(Dataset items)

☆ ☆ ☆ ☆ ☆ ☆ ☆

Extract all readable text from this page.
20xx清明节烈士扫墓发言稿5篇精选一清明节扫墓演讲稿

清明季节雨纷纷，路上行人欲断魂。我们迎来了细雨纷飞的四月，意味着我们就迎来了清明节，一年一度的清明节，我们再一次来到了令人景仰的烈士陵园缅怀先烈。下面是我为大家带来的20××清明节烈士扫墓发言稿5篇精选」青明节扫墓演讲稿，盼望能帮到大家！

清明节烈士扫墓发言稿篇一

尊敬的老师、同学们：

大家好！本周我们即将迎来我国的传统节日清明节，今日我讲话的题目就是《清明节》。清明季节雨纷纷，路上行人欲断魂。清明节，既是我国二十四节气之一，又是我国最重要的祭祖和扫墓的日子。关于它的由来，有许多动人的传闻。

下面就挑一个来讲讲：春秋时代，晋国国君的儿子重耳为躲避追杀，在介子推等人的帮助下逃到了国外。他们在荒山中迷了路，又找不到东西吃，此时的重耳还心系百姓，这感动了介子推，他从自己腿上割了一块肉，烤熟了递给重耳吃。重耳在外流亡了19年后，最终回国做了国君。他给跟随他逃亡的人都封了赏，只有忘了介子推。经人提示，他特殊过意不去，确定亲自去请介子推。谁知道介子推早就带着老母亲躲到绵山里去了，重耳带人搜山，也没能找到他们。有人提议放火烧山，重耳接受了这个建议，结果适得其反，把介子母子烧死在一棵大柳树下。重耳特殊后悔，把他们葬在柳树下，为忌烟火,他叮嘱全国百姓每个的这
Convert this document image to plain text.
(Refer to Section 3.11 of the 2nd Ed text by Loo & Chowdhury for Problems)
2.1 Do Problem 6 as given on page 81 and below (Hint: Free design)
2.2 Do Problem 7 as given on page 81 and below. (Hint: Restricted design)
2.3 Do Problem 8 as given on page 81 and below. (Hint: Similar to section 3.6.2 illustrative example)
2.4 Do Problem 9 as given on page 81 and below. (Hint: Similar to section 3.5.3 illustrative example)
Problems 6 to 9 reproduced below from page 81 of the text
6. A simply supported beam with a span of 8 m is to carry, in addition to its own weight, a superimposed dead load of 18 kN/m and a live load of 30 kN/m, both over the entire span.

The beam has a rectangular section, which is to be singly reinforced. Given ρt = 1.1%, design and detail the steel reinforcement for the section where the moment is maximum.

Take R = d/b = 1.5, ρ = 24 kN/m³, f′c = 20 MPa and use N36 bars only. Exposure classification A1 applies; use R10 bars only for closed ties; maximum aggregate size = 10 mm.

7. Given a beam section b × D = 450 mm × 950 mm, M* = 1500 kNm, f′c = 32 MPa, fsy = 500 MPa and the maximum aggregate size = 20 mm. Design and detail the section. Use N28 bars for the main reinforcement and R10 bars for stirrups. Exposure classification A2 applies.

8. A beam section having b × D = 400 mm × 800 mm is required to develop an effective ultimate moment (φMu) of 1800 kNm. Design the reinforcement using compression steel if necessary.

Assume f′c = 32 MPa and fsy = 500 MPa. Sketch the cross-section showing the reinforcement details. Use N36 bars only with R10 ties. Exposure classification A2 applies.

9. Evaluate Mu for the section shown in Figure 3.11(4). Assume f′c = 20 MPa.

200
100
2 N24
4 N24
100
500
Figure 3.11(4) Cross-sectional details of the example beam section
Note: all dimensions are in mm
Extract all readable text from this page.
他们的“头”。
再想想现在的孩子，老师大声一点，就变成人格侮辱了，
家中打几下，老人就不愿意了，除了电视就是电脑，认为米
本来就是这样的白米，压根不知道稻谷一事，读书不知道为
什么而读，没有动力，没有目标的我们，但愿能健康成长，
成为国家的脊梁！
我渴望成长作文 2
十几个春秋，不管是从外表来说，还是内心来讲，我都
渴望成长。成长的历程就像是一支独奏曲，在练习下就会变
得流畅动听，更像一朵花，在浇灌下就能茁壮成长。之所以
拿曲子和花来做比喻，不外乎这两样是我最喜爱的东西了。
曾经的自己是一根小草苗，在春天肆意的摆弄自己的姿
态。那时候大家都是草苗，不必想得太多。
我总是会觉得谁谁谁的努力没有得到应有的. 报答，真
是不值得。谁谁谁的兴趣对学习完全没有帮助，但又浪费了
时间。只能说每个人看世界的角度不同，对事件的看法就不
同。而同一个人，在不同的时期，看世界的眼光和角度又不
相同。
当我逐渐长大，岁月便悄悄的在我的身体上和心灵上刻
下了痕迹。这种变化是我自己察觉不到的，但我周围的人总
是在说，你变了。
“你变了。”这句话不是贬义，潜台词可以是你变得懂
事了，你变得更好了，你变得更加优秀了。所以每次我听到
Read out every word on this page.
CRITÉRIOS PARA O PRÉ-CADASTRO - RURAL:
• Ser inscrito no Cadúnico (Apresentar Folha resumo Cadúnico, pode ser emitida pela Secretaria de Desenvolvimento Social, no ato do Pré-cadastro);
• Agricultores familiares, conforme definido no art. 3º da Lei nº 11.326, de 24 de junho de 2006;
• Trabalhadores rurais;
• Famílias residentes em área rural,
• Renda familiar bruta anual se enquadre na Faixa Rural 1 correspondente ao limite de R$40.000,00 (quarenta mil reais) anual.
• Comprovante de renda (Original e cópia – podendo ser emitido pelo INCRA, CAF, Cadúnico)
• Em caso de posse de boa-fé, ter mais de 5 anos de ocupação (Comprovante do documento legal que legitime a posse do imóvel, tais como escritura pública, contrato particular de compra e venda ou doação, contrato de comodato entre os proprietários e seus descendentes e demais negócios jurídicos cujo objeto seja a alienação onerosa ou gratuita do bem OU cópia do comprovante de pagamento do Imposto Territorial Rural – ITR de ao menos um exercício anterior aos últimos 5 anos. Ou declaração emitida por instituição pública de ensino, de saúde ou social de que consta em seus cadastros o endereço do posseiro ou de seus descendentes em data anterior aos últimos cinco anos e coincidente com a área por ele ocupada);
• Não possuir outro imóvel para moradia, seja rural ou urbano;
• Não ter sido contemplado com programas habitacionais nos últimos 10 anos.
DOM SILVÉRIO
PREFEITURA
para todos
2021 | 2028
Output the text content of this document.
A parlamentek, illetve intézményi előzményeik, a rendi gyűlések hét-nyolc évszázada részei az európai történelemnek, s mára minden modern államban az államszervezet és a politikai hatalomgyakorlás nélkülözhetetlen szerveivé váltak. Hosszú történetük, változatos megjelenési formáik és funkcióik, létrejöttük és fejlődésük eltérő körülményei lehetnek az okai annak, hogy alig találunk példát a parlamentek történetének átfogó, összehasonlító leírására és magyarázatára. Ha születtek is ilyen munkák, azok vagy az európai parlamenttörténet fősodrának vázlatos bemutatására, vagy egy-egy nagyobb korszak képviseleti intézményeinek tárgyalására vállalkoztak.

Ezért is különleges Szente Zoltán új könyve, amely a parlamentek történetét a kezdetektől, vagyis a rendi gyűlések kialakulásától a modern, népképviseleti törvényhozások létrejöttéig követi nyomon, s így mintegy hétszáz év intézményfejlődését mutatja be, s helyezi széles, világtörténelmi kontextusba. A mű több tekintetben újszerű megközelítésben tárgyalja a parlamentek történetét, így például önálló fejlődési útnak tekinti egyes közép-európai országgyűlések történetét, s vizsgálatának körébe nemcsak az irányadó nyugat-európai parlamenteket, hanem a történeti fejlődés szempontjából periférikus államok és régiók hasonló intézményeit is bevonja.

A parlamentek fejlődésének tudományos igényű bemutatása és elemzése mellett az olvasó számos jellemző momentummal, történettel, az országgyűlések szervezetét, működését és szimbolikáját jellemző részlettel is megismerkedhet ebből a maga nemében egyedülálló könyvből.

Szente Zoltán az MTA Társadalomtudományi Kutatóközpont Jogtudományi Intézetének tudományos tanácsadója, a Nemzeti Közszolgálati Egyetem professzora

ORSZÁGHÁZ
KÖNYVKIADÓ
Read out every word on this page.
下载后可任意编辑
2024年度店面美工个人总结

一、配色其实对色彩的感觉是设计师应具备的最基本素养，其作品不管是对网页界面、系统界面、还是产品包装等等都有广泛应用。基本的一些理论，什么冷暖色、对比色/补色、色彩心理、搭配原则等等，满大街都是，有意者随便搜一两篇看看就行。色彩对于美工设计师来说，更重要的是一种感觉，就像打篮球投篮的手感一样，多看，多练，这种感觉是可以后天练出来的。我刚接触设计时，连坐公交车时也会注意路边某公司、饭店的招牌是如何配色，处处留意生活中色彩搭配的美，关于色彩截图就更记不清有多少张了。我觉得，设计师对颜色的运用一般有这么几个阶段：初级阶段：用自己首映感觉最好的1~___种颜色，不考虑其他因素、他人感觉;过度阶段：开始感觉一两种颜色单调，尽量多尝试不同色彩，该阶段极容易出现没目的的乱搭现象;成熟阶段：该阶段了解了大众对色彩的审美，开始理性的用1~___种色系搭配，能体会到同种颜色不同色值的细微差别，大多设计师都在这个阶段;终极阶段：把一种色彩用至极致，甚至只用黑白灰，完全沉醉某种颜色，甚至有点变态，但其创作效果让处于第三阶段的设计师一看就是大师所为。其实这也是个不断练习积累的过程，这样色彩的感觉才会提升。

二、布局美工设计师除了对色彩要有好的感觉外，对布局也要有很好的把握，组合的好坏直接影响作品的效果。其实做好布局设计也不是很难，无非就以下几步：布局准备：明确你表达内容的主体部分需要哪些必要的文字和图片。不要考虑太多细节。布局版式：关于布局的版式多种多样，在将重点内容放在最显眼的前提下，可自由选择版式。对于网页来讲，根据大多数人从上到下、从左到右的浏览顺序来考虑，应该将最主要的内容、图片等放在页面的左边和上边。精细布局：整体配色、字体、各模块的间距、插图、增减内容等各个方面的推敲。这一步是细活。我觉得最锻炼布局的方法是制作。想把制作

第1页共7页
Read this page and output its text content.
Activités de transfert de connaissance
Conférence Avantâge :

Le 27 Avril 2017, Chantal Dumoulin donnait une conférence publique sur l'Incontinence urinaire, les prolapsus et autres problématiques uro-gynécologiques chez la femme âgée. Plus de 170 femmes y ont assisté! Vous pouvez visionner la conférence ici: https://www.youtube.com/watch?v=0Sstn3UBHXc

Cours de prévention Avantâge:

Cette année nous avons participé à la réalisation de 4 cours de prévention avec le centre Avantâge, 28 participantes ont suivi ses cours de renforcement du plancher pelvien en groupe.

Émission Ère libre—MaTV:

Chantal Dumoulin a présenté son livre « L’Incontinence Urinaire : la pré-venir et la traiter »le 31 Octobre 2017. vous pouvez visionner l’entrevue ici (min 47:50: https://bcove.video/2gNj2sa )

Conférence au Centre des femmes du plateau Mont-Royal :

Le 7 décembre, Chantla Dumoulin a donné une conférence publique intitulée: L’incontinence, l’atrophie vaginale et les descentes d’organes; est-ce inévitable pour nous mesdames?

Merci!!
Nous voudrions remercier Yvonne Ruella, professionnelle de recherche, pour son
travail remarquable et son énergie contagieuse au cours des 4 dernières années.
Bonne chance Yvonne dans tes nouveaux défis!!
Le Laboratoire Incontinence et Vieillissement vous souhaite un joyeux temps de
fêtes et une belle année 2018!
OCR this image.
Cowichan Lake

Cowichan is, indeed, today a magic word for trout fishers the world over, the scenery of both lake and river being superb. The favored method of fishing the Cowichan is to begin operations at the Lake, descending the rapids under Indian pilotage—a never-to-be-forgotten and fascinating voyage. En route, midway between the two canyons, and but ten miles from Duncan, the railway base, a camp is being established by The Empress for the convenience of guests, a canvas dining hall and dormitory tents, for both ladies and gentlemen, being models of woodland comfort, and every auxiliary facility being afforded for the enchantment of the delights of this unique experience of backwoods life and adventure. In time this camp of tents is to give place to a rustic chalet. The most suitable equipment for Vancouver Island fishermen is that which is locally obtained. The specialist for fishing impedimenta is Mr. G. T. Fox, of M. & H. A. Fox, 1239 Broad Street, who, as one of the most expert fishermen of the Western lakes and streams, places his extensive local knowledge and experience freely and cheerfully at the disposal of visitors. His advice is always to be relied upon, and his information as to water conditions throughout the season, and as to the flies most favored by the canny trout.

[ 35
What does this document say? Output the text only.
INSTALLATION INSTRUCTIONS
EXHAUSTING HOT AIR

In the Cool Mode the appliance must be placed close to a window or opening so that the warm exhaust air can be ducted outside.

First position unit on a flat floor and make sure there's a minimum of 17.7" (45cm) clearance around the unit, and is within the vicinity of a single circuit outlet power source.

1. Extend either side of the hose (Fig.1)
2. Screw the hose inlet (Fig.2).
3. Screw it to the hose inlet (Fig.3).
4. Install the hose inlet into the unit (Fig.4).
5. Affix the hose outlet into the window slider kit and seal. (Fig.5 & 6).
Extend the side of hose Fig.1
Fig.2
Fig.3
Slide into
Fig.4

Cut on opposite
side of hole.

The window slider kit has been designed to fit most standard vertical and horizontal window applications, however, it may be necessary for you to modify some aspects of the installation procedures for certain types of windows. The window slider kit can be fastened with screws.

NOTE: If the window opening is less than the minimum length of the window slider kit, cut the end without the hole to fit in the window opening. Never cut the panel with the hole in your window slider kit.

☆ ☆ ☆ ☆ ☆ ☆ ☆

INSTRUCTION: How many lines in these entries contain the string "Figure"? State the number and nothing more.

RIGHT ANSWER: 2